§ PROBLEMAS POR RESOLVER:
1) ¿Cómo describe el texto de estudio la arquitectura de Internet y los social media?
2) Enumera todo aquello a lo que, según el texto de estudio, afectaba la cesura histórica asociada a la tecnología de la comunicación.

§ TEXTO DE ESTUDIO:
_ _ _

El digital turn no se limitaría a enriquecer el bagaje político precedente sino que induciría un cambio sustancial en las condiciones de posibilidad y las formas de legitimación de la intervención política democrática. Existiría, desde esta perspectiva, una copertenencia entre nuevas dinámicas de representación, participación y deliberación democrática en las sociedades contemporáneas y la arquitectura distribuida y colaborativa de Internet y los social media. La razón de fondo era la tesis de que se estaba produciendo una cesura histórica profunda asociada a la tecnología de la comunicación que afectaba a nuestras relaciones sociales, a la estructura económica, a las manifestaciones culturales y, finalmente, a nuestra propia autocomprensión política y antropológica.

_ _ _

§ REGISTROS PROPORCIONADOS:
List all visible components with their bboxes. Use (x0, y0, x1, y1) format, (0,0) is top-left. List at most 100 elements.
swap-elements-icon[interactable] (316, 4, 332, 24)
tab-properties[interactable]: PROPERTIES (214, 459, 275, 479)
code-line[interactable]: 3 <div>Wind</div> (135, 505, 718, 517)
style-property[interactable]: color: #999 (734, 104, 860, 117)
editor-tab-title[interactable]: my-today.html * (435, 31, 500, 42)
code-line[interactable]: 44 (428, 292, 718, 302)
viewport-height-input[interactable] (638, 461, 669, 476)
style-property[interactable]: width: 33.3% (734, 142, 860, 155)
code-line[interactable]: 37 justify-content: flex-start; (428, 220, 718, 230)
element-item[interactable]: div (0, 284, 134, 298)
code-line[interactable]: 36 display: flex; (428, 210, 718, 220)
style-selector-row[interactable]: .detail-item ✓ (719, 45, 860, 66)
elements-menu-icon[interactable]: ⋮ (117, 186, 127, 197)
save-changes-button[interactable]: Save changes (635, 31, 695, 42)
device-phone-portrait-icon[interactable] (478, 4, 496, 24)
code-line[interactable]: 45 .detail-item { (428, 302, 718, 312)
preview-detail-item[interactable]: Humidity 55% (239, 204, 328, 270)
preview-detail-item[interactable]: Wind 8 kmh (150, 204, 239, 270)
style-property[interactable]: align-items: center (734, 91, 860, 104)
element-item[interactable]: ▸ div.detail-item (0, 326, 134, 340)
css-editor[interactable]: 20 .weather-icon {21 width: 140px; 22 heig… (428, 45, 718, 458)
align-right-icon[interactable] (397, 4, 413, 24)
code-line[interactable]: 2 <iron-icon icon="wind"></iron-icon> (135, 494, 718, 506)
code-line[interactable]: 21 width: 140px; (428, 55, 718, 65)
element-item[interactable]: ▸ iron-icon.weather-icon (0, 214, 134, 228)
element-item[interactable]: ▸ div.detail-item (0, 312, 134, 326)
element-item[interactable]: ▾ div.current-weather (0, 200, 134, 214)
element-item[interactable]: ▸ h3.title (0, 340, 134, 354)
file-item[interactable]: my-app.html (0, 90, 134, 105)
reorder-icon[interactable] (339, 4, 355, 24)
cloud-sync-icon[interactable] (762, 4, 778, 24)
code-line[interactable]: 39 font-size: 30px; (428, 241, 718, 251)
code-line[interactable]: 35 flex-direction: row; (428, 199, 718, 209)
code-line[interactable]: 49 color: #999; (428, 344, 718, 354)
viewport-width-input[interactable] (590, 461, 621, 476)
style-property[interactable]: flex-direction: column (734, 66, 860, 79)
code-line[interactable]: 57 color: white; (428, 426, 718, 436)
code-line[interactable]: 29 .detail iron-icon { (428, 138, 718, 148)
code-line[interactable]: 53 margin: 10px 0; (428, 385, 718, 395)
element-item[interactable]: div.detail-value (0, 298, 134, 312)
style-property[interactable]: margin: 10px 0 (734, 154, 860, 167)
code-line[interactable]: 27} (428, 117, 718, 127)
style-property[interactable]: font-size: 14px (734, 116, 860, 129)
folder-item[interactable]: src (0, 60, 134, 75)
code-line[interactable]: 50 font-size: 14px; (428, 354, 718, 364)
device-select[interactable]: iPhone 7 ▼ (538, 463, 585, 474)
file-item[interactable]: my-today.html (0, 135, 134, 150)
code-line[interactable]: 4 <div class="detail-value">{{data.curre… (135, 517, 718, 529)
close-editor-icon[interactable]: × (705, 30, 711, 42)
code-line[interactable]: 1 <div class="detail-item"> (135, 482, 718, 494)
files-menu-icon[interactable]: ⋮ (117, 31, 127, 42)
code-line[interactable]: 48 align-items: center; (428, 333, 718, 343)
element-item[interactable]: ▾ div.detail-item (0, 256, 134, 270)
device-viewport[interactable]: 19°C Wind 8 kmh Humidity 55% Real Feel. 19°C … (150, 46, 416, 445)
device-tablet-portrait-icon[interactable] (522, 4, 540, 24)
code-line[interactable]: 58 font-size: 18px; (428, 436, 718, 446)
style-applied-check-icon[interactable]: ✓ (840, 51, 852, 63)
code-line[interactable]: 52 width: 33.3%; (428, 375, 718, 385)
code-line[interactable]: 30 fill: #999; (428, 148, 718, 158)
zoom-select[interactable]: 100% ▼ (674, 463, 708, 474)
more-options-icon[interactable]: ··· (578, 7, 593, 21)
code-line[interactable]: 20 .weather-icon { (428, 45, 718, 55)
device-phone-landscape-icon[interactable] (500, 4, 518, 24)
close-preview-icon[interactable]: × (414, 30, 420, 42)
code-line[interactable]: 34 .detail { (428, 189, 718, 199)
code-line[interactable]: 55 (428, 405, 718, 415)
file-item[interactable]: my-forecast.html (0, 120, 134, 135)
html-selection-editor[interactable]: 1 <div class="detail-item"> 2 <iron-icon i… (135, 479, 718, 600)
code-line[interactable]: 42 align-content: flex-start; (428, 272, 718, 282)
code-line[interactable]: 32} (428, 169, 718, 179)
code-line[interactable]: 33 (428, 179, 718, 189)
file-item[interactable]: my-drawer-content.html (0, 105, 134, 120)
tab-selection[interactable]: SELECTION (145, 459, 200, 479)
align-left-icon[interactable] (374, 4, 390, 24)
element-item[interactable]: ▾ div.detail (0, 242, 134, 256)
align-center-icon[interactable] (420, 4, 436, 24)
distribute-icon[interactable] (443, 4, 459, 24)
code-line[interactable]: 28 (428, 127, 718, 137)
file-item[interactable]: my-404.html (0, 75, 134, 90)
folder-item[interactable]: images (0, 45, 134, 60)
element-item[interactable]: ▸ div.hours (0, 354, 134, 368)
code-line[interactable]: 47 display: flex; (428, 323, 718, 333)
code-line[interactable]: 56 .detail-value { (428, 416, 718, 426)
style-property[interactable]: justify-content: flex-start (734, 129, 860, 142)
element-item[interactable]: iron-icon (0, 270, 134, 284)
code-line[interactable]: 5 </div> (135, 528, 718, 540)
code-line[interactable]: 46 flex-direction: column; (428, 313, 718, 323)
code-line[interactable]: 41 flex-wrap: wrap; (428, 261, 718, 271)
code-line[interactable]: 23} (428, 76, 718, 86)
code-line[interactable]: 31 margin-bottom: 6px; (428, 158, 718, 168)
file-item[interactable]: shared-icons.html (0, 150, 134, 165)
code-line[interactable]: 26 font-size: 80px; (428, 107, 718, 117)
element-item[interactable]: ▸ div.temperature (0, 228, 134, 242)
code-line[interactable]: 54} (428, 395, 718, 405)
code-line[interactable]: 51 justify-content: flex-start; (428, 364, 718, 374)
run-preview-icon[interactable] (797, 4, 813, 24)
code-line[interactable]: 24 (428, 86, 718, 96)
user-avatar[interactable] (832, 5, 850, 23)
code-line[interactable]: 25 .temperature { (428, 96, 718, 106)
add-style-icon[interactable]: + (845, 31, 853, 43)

_ _ _

§ SOLUCIONES PROPUESTAS:
1) La describe como una arquitectura distribuida y colaborativa.

2)
- Nuestras relaciones sociales
- La estructura económica
- Las manifestaciones culturales
- Nuestra propia autocomprensión política y antropológica